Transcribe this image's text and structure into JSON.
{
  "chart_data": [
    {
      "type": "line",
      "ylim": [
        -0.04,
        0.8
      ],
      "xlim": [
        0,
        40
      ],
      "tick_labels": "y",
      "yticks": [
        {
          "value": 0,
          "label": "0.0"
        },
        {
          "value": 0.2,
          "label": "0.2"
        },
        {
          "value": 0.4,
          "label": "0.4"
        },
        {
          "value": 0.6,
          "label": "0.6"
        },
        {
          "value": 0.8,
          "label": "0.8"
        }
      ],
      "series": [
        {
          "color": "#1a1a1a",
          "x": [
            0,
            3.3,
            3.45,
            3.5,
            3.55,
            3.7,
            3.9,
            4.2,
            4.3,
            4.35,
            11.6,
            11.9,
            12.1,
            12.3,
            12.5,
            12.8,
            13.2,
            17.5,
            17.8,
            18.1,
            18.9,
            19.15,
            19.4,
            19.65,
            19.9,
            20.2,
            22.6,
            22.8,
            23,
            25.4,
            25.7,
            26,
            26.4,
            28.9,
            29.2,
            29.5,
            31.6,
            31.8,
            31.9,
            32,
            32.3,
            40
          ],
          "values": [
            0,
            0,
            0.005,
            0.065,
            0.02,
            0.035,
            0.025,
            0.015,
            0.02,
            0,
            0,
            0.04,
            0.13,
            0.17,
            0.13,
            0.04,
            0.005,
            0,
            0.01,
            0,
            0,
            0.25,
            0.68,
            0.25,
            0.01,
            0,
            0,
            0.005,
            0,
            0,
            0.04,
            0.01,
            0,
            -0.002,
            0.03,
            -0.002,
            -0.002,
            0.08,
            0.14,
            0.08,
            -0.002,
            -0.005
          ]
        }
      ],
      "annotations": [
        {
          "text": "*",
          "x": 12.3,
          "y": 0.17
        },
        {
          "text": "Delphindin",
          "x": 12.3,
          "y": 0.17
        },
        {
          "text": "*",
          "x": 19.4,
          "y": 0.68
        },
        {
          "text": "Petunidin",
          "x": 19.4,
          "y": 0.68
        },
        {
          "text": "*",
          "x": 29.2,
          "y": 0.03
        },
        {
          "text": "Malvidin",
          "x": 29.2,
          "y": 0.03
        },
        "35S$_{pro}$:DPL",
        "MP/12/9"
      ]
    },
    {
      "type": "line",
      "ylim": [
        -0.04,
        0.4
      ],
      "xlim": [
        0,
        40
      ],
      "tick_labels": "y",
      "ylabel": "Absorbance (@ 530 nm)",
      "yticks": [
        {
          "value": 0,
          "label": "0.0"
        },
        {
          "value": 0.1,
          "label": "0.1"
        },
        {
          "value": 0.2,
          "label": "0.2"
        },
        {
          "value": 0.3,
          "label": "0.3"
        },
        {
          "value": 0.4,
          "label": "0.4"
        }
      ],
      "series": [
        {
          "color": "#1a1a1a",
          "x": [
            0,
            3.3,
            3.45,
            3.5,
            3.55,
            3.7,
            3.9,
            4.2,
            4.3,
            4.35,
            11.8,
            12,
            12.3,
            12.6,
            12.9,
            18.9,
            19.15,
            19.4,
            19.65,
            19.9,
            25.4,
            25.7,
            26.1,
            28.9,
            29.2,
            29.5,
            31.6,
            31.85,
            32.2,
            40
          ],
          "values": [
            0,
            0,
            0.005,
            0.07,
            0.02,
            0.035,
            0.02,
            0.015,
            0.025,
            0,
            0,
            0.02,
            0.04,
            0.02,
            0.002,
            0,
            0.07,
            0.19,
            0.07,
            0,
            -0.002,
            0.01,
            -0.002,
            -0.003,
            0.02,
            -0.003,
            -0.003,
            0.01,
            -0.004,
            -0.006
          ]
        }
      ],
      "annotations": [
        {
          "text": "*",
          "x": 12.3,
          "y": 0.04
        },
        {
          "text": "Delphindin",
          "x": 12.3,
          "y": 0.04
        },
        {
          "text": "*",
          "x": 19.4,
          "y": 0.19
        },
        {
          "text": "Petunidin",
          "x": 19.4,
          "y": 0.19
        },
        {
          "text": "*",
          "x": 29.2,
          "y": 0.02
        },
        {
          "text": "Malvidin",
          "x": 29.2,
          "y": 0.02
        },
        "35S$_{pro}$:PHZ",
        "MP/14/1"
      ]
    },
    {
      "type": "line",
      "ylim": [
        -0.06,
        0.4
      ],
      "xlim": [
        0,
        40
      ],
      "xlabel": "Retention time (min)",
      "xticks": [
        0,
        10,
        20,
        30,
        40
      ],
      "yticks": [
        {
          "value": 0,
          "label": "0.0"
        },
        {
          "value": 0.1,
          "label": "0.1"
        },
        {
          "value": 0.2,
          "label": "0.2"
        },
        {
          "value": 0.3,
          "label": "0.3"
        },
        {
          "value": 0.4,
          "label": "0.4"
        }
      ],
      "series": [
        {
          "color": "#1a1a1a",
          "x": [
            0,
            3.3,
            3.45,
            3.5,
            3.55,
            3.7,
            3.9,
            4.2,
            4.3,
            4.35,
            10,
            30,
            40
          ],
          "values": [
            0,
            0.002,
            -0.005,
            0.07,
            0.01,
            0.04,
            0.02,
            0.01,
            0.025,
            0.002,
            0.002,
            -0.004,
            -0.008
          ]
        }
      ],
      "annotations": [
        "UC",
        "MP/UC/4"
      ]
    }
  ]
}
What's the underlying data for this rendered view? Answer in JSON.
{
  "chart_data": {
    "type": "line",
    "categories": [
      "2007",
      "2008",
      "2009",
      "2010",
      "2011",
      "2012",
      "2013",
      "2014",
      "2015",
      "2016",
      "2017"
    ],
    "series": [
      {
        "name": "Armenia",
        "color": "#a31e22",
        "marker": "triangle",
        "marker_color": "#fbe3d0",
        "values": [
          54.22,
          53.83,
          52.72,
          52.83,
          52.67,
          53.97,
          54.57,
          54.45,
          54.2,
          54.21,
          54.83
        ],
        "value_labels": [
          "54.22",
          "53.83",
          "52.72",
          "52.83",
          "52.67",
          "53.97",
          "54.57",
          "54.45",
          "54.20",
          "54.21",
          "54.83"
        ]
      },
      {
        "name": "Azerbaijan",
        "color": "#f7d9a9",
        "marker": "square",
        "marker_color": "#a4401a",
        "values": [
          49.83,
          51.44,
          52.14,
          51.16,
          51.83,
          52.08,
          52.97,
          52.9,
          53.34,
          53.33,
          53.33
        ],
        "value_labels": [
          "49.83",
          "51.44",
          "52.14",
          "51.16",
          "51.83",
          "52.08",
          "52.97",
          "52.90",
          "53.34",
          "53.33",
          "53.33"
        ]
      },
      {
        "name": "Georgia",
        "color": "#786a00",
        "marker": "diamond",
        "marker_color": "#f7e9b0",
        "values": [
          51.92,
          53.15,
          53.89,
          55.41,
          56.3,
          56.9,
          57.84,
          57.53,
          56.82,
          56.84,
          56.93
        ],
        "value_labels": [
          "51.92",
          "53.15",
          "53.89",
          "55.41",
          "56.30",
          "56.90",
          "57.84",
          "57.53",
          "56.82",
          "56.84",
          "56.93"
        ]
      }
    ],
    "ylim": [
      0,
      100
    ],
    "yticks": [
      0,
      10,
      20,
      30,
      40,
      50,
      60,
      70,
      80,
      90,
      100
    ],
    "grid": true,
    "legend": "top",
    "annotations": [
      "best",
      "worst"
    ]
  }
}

* * *

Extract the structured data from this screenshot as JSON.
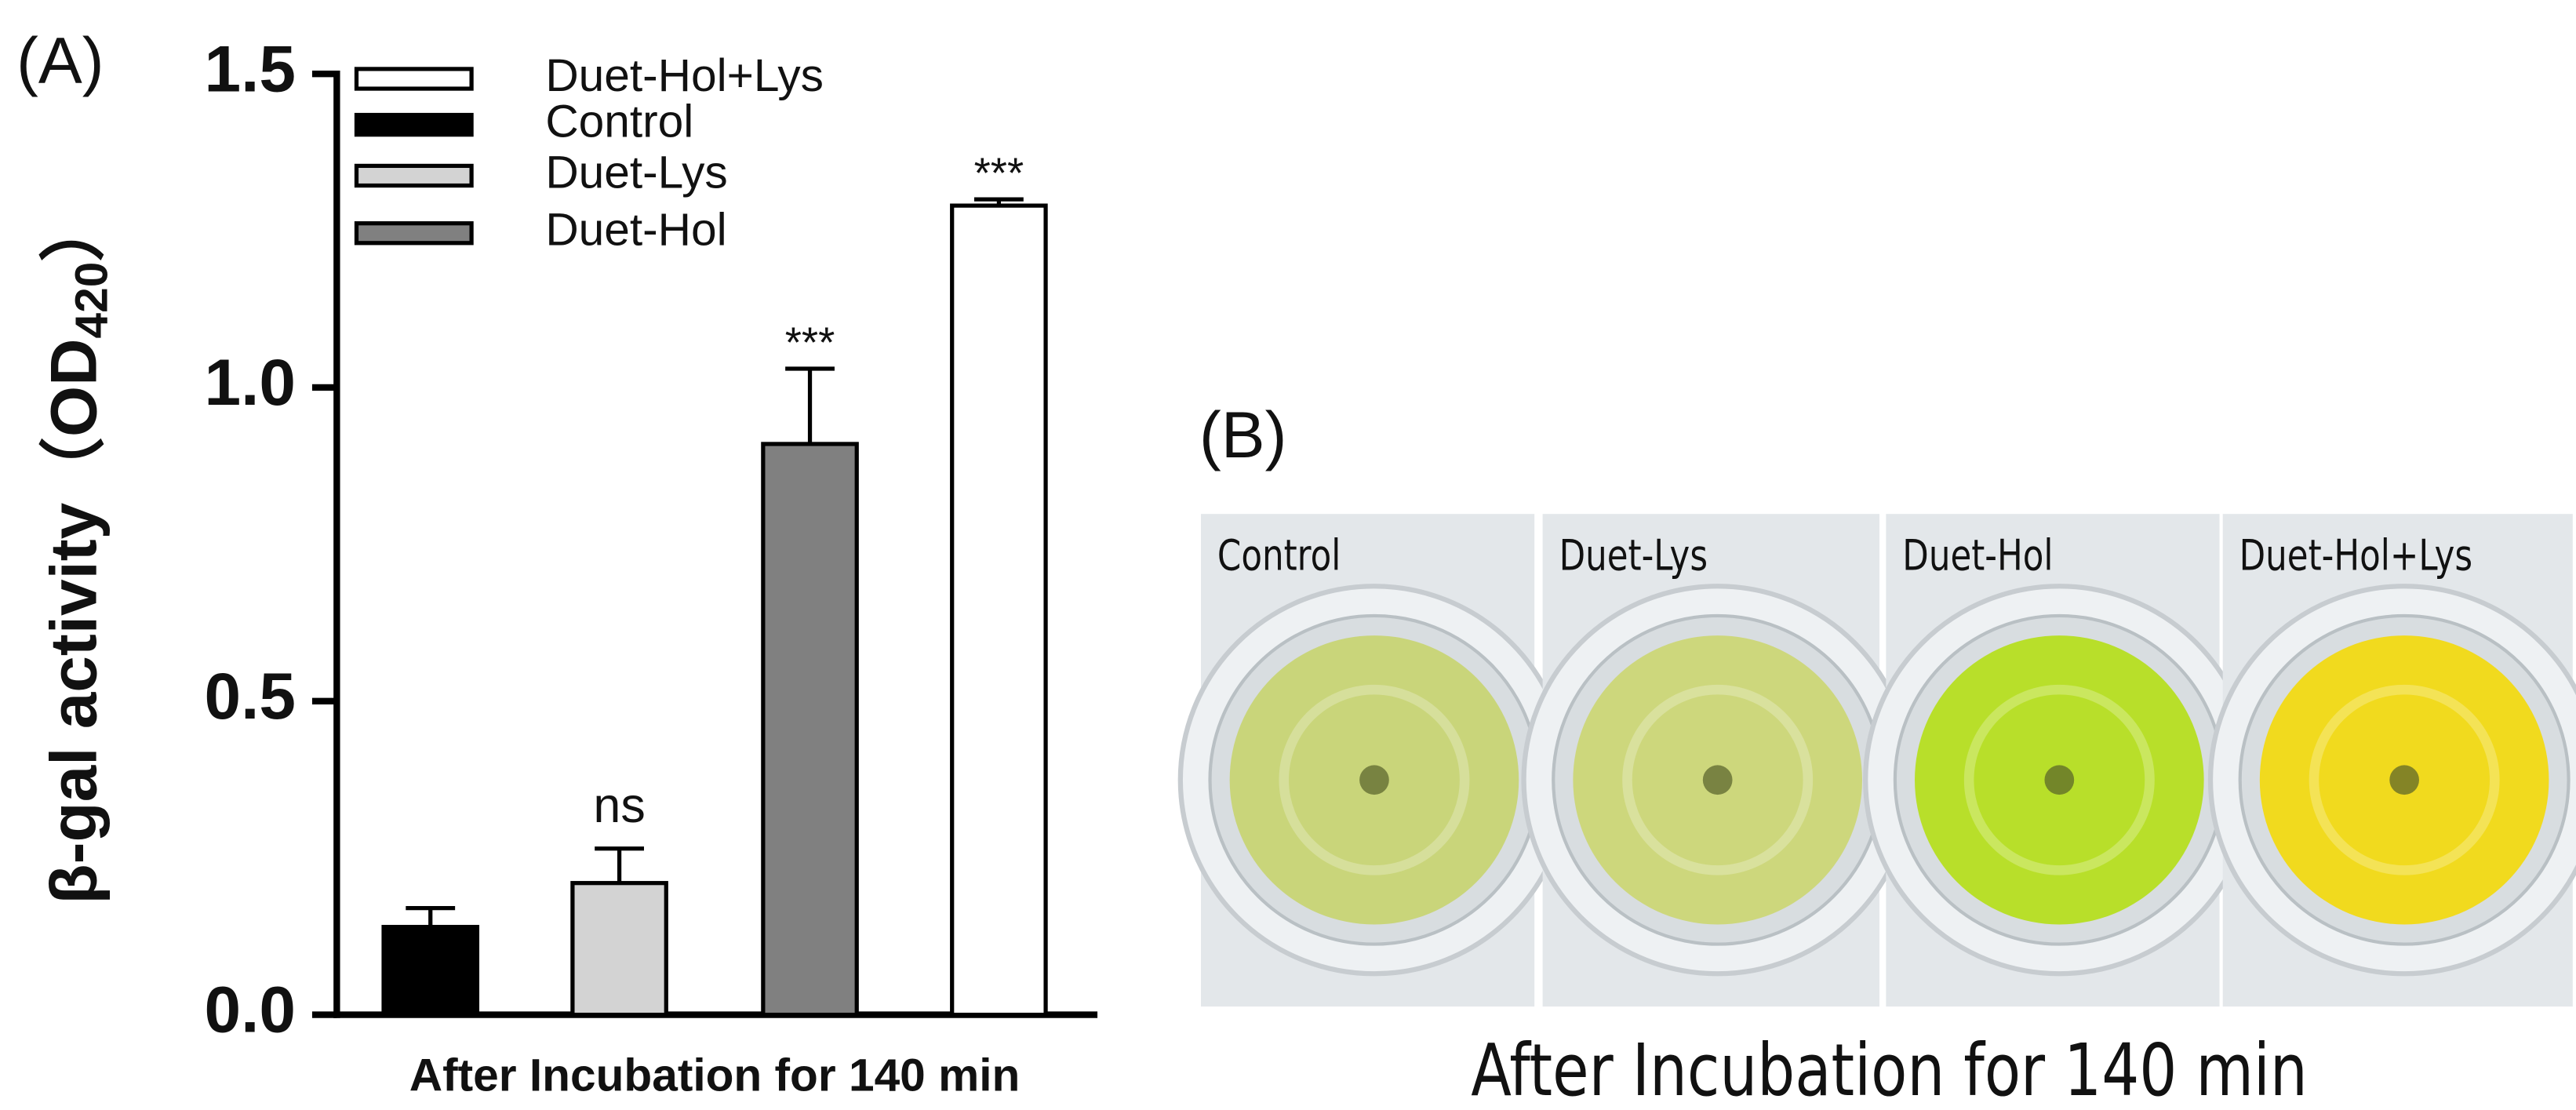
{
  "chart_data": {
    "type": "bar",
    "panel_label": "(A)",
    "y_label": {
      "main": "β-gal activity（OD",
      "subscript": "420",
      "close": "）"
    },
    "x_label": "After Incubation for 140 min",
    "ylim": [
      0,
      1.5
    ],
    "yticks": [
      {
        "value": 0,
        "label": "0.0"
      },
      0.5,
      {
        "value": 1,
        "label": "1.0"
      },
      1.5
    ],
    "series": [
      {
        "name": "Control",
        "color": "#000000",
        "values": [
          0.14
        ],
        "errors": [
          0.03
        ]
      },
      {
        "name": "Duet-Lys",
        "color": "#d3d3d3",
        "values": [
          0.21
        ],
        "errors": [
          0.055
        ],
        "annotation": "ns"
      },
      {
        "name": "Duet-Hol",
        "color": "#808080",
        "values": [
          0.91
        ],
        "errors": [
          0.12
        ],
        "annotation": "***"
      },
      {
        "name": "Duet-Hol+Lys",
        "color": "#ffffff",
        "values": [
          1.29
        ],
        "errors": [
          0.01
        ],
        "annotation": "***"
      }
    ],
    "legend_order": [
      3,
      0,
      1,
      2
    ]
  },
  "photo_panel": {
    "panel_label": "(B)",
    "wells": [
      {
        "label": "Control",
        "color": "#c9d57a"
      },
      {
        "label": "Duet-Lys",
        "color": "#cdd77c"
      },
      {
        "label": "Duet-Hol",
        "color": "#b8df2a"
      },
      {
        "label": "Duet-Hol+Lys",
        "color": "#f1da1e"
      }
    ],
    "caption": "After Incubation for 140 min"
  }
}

## EXERCISE
Copy each line in the data that holds the word "Incubation".

## SOLUTION TO THE PROBLEM
    "x_label": "After Incubation for 140 min",
    "caption": "After Incubation for 140 min"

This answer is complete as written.